— PROBLEM —
In the listing that follows, count each line where the word "JSON" appears; write nothing but the count.

[Saved data entries]
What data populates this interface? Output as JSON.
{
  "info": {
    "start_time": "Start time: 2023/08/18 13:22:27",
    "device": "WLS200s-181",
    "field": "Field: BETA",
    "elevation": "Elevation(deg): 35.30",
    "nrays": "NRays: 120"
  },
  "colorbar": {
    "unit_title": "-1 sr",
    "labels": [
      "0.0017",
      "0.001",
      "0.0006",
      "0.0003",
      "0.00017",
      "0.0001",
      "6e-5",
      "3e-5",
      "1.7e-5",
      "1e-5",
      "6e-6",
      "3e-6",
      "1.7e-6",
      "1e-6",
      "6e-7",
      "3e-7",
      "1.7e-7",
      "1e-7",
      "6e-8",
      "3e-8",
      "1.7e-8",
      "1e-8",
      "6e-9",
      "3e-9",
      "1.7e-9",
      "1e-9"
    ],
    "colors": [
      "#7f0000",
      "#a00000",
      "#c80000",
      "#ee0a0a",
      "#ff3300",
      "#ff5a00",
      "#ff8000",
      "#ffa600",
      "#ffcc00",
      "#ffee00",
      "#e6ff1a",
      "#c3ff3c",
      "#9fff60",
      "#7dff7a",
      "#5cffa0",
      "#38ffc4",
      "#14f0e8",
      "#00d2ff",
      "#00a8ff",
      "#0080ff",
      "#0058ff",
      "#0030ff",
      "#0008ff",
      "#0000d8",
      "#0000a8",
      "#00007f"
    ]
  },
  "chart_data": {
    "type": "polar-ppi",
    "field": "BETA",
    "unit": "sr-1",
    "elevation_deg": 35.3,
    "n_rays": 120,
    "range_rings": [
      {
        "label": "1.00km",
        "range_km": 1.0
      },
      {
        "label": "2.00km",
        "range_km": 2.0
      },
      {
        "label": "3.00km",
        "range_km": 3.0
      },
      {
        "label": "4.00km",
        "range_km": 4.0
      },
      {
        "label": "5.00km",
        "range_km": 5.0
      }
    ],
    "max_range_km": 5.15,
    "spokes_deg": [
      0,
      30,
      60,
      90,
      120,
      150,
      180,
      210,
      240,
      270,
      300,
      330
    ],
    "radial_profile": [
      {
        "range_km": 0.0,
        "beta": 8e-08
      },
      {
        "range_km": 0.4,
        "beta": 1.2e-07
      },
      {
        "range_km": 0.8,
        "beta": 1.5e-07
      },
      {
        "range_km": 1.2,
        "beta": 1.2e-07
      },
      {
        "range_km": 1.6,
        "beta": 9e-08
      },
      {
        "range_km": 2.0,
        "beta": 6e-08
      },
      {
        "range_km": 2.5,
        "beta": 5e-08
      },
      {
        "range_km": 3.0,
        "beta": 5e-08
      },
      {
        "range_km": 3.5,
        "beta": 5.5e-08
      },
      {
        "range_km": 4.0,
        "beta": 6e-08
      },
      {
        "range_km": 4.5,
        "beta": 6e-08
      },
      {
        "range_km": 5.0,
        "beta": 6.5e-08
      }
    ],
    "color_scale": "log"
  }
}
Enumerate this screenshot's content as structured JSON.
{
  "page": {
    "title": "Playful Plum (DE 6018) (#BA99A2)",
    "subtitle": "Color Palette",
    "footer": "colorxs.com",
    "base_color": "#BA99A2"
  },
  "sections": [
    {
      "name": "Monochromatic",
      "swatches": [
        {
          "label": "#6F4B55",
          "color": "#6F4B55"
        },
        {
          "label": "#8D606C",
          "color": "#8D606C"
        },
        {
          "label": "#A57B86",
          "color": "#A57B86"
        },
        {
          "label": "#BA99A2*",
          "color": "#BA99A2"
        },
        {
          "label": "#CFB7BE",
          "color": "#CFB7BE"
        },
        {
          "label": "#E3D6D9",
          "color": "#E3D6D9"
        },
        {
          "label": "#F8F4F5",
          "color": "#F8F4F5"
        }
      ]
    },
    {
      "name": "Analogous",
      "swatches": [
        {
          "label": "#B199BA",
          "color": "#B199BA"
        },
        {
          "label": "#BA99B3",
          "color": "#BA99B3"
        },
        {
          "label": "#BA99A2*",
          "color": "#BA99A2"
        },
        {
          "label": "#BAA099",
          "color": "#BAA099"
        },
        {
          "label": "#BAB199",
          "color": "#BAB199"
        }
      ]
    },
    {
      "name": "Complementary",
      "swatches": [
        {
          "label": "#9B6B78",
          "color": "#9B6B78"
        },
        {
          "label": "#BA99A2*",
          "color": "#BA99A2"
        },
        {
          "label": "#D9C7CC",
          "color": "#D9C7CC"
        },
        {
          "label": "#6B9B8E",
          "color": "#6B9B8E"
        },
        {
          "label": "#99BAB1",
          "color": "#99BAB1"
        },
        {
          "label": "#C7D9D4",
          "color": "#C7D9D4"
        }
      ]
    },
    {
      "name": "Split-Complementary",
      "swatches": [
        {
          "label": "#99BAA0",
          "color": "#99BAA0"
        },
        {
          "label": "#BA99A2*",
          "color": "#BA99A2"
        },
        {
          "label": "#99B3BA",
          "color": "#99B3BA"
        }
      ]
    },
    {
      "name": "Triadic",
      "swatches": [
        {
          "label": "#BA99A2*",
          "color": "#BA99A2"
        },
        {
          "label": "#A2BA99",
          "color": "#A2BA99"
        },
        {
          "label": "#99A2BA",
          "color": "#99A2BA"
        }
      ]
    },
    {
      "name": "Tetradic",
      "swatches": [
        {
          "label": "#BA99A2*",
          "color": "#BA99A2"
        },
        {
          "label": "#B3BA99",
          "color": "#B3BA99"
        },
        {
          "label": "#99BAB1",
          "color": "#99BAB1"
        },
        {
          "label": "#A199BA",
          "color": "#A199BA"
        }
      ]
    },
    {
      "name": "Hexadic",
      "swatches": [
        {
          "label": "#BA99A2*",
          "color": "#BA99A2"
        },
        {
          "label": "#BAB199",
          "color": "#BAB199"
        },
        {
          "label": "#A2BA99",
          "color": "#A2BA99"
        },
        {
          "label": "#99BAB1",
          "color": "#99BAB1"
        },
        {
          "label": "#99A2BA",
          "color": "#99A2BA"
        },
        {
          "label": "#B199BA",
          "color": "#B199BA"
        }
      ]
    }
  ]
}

— TASK ANSWER —
2